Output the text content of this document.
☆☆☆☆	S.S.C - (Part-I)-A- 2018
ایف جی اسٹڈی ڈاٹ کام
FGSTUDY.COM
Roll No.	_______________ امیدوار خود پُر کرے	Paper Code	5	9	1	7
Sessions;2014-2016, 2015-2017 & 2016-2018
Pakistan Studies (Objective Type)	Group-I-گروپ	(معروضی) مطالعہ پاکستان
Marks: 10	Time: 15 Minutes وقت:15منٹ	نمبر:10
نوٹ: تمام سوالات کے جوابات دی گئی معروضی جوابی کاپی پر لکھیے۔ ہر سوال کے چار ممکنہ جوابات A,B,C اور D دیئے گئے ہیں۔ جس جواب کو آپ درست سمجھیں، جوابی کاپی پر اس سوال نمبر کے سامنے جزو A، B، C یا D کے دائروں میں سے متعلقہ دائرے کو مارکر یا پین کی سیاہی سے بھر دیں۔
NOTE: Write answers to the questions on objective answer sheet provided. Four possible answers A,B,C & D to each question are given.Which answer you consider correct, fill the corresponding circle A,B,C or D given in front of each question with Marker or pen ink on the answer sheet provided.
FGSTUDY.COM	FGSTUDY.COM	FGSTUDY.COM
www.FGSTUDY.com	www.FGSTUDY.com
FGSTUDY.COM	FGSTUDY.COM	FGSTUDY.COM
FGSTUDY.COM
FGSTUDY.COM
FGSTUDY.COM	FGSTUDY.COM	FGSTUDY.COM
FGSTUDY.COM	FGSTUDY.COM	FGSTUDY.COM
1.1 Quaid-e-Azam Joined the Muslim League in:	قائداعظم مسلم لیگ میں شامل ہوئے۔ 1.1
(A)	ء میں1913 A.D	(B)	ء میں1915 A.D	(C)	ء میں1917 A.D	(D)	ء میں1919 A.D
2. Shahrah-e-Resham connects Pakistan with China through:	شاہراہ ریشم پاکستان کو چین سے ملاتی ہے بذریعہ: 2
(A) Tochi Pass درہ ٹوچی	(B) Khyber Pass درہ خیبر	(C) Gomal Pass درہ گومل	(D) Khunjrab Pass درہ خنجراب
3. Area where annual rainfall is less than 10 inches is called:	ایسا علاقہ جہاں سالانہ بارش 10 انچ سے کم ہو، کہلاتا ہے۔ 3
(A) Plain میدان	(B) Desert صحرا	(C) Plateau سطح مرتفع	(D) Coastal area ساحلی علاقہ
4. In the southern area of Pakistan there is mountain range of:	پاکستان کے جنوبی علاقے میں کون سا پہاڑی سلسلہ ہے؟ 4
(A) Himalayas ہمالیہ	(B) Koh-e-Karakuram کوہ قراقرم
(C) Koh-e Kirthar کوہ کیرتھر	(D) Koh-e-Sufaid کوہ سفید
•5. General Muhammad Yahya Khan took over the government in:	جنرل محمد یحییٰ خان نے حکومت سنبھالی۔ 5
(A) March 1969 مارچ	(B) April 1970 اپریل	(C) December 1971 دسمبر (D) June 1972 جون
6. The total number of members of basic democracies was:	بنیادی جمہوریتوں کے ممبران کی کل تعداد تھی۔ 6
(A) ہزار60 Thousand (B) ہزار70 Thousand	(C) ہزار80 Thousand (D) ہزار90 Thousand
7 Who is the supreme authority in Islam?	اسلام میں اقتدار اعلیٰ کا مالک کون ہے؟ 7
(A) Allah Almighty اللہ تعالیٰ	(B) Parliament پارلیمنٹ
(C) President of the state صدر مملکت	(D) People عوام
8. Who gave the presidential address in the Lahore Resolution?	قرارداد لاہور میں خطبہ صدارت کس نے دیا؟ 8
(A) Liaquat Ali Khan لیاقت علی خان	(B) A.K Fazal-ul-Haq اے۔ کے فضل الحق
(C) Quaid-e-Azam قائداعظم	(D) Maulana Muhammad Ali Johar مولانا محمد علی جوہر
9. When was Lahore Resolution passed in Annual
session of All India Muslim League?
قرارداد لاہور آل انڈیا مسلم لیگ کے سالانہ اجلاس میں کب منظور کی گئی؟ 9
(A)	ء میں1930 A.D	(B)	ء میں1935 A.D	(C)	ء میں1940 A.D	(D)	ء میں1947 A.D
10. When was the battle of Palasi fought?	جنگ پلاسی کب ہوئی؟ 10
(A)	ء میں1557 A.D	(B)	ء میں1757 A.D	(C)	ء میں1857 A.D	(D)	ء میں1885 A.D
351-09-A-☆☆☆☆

---*---

*Task details*
Retype the data in full and match it exactly.

*Output of the task*
Output the text content of this document.
☆☆☆☆	S.S.C - (Part-I)-A- 2018
ایف جی اسٹڈی ڈاٹ کام
FGSTUDY.COM
Roll No.	_______________ امیدوار خود پُر کرے	Paper Code	5	9	1	7
Sessions;2014-2016, 2015-2017 & 2016-2018
Pakistan Studies (Objective Type)	Group-I-گروپ	(معروضی) مطالعہ پاکستان
Marks: 10	Time: 15 Minutes وقت:15منٹ	نمبر:10
نوٹ: تمام سوالات کے جوابات دی گئی معروضی جوابی کاپی پر لکھیے۔ ہر سوال کے چار ممکنہ جوابات A,B,C اور D دیئے گئے ہیں۔ جس جواب کو آپ درست سمجھیں، جوابی کاپی پر اس سوال نمبر کے سامنے جزو A، B، C یا D کے دائروں میں سے متعلقہ دائرے کو مارکر یا پین کی سیاہی سے بھر دیں۔
NOTE: Write answers to the questions on objective answer sheet provided. Four possible answers A,B,C & D to each question are given.Which answer you consider correct, fill the corresponding circle A,B,C or D given in front of each question with Marker or pen ink on the answer sheet provided.
FGSTUDY.COM	FGSTUDY.COM	FGSTUDY.COM
www.FGSTUDY.com	www.FGSTUDY.com
FGSTUDY.COM	FGSTUDY.COM	FGSTUDY.COM
FGSTUDY.COM
FGSTUDY.COM
FGSTUDY.COM	FGSTUDY.COM	FGSTUDY.COM
FGSTUDY.COM	FGSTUDY.COM	FGSTUDY.COM
1.1 Quaid-e-Azam Joined the Muslim League in:	قائداعظم مسلم لیگ میں شامل ہوئے۔ 1.1
(A)	ء میں1913 A.D	(B)	ء میں1915 A.D	(C)	ء میں1917 A.D	(D)	ء میں1919 A.D
2. Shahrah-e-Resham connects Pakistan with China through:	شاہراہ ریشم پاکستان کو چین سے ملاتی ہے بذریعہ: 2
(A) Tochi Pass درہ ٹوچی	(B) Khyber Pass درہ خیبر	(C) Gomal Pass درہ گومل	(D) Khunjrab Pass درہ خنجراب
3. Area where annual rainfall is less than 10 inches is called:	ایسا علاقہ جہاں سالانہ بارش 10 انچ سے کم ہو، کہلاتا ہے۔ 3
(A) Plain میدان	(B) Desert صحرا	(C) Plateau سطح مرتفع	(D) Coastal area ساحلی علاقہ
4. In the southern area of Pakistan there is mountain range of:	پاکستان کے جنوبی علاقے میں کون سا پہاڑی سلسلہ ہے؟ 4
(A) Himalayas ہمالیہ	(B) Koh-e-Karakuram کوہ قراقرم
(C) Koh-e Kirthar کوہ کیرتھر	(D) Koh-e-Sufaid کوہ سفید
•5. General Muhammad Yahya Khan took over the government in:	جنرل محمد یحییٰ خان نے حکومت سنبھالی۔ 5
(A) March 1969 مارچ	(B) April 1970 اپریل	(C) December 1971 دسمبر (D) June 1972 جون
6. The total number of members of basic democracies was:	بنیادی جمہوریتوں کے ممبران کی کل تعداد تھی۔ 6
(A) ہزار60 Thousand (B) ہزار70 Thousand	(C) ہزار80 Thousand (D) ہزار90 Thousand
7 Who is the supreme authority in Islam?	اسلام میں اقتدار اعلیٰ کا مالک کون ہے؟ 7
(A) Allah Almighty اللہ تعالیٰ	(B) Parliament پارلیمنٹ
(C) President of the state صدر مملکت	(D) People عوام
8. Who gave the presidential address in the Lahore Resolution?	قرارداد لاہور میں خطبہ صدارت کس نے دیا؟ 8
(A) Liaquat Ali Khan لیاقت علی خان	(B) A.K Fazal-ul-Haq اے۔ کے فضل الحق
(C) Quaid-e-Azam قائداعظم	(D) Maulana Muhammad Ali Johar مولانا محمد علی جوہر
9. When was Lahore Resolution passed in Annual
session of All India Muslim League?
قرارداد لاہور آل انڈیا مسلم لیگ کے سالانہ اجلاس میں کب منظور کی گئی؟ 9
(A)	ء میں1930 A.D	(B)	ء میں1935 A.D	(C)	ء میں1940 A.D	(D)	ء میں1947 A.D
10. When was the battle of Palasi fought?	جنگ پلاسی کب ہوئی؟ 10
(A)	ء میں1557 A.D	(B)	ء میں1757 A.D	(C)	ء میں1857 A.D	(D)	ء میں1885 A.D
351-09-A-☆☆☆☆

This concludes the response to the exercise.